Your answer should be a single number: the count of lines containing "with".

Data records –
+++
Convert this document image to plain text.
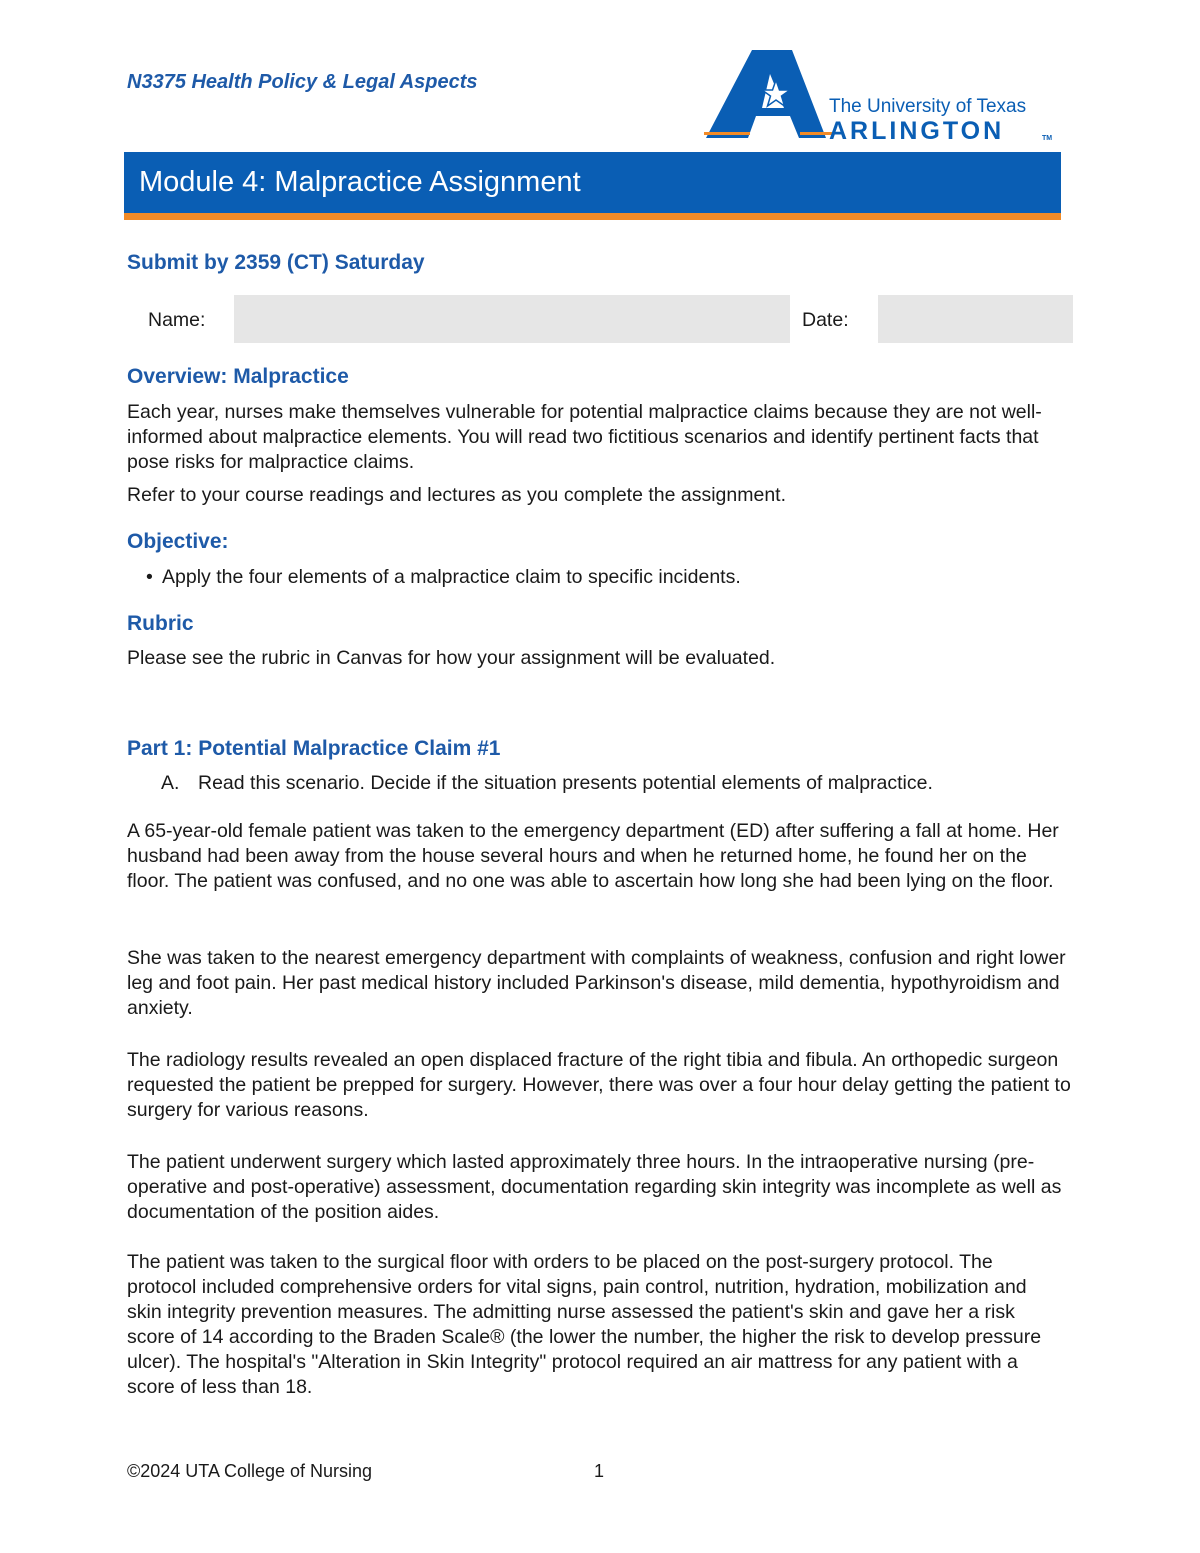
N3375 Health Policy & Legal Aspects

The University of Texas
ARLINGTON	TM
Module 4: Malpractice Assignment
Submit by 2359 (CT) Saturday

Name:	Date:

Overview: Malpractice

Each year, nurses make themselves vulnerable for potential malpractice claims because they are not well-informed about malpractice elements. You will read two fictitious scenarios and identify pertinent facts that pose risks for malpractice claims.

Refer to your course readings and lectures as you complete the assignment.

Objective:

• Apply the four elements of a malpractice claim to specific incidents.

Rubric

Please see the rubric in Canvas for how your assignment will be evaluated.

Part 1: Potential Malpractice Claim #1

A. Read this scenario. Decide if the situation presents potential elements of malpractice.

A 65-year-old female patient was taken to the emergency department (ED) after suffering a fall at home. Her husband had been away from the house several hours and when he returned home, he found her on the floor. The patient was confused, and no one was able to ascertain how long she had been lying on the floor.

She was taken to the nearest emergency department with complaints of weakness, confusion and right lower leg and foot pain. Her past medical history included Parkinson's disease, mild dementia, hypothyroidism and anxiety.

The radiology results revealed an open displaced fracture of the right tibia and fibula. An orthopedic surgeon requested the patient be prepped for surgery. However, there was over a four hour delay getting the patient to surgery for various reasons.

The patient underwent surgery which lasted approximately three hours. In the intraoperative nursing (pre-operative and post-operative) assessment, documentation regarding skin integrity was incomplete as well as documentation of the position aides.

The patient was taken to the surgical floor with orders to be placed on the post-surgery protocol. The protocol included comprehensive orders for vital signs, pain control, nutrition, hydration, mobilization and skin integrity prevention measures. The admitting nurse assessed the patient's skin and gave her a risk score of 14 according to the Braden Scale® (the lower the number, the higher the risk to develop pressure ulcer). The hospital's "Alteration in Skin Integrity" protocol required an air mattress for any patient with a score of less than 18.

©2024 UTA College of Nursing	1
+++
CORRECT ANSWER – 2